## Your objective
All of the material below is to be repeated exactly.

## Data entries

>> Begin

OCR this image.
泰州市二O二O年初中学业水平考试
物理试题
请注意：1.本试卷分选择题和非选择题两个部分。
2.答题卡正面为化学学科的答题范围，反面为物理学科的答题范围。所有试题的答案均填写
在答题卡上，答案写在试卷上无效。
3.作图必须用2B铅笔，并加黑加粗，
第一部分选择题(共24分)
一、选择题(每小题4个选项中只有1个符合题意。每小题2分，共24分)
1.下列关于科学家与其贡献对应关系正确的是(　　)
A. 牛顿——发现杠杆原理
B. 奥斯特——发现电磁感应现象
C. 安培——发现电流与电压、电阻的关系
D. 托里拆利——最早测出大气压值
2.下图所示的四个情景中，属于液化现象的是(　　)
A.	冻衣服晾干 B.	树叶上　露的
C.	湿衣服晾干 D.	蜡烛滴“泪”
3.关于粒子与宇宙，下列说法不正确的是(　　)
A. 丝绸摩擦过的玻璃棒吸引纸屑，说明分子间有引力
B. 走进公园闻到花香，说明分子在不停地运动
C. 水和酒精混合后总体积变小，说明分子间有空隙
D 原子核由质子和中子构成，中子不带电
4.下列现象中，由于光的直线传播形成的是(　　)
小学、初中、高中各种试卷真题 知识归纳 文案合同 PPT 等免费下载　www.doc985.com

>> End

## Written solution
OCR this image.
泰州市二O二O年初中学业水平考试
物理试题
请注意：1.本试卷分选择题和非选择题两个部分。
2.答题卡正面为化学学科的答题范围，反面为物理学科的答题范围。所有试题的答案均填写
在答题卡上，答案写在试卷上无效。
3.作图必须用2B铅笔，并加黑加粗，
第一部分选择题(共24分)
一、选择题(每小题4个选项中只有1个符合题意。每小题2分，共24分)
1.下列关于科学家与其贡献对应关系正确的是(　　)
A. 牛顿——发现杠杆原理
B. 奥斯特——发现电磁感应现象
C. 安培——发现电流与电压、电阻的关系
D. 托里拆利——最早测出大气压值
2.下图所示的四个情景中，属于液化现象的是(　　)
A.	冻衣服晾干 B.	树叶上　露的
C.	湿衣服晾干 D.	蜡烛滴“泪”
3.关于粒子与宇宙，下列说法不正确的是(　　)
A. 丝绸摩擦过的玻璃棒吸引纸屑，说明分子间有引力
B. 走进公园闻到花香，说明分子在不停地运动
C. 水和酒精混合后总体积变小，说明分子间有空隙
D 原子核由质子和中子构成，中子不带电
4.下列现象中，由于光的直线传播形成的是(　　)
小学、初中、高中各种试卷真题 知识归纳 文案合同 PPT 等免费下载　www.doc985.com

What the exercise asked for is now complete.